Every line that includes the word "musical" is to be listed.

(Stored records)
==*==
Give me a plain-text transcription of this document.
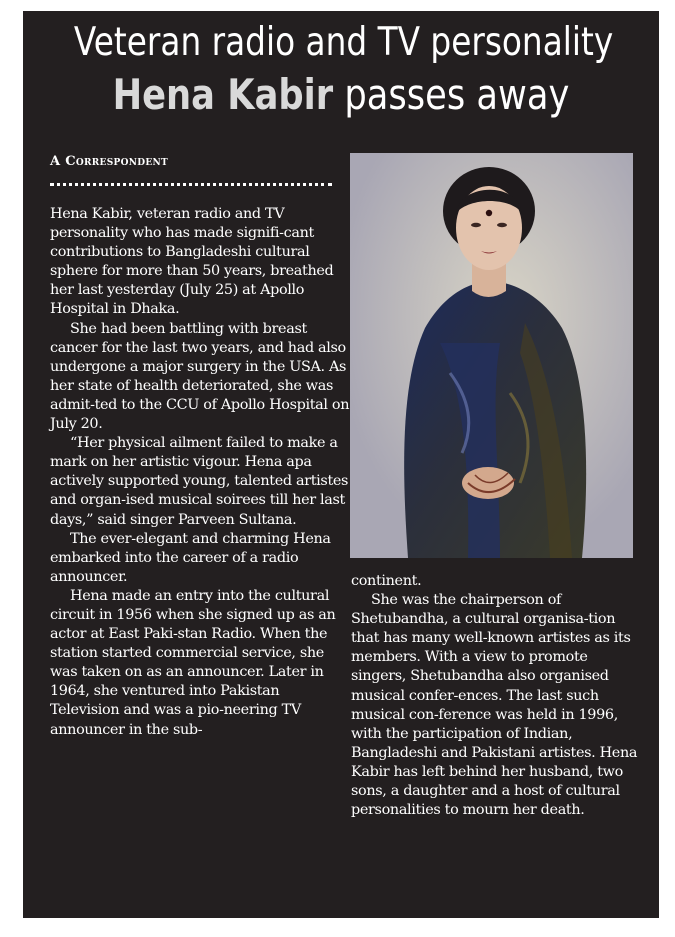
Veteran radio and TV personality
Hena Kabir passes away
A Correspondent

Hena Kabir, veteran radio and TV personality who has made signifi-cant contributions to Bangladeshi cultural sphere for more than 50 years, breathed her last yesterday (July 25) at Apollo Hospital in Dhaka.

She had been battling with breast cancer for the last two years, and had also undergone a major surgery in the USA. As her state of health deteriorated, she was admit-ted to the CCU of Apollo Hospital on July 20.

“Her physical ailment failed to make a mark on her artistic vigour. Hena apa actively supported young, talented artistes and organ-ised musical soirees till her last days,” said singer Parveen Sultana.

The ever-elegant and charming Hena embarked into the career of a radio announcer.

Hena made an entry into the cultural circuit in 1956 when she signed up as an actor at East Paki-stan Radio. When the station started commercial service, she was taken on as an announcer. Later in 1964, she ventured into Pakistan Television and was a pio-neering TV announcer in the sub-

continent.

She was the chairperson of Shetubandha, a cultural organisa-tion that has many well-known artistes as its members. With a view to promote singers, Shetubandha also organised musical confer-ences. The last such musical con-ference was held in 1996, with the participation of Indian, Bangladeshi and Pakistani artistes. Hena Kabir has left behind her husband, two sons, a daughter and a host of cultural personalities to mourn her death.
==*==
[Final result]
“Her physical ailment failed to make a mark on her artistic vigour. Hena apa actively supported young, talented artistes and organ-ised musical soirees till her last days,” said singer Parveen Sultana.
She was the chairperson of Shetubandha, a cultural organisa-tion that has many well-known artistes as its members. With a view to promote singers, Shetubandha also organised musical confer-ences. The last such musical con-ference was held in 1996, with the participation of Indian, Bangladeshi and Pakistani artistes. Hena Kabir has left behind her husband, two sons, a daughter and a host of cultural personalities to mourn her death.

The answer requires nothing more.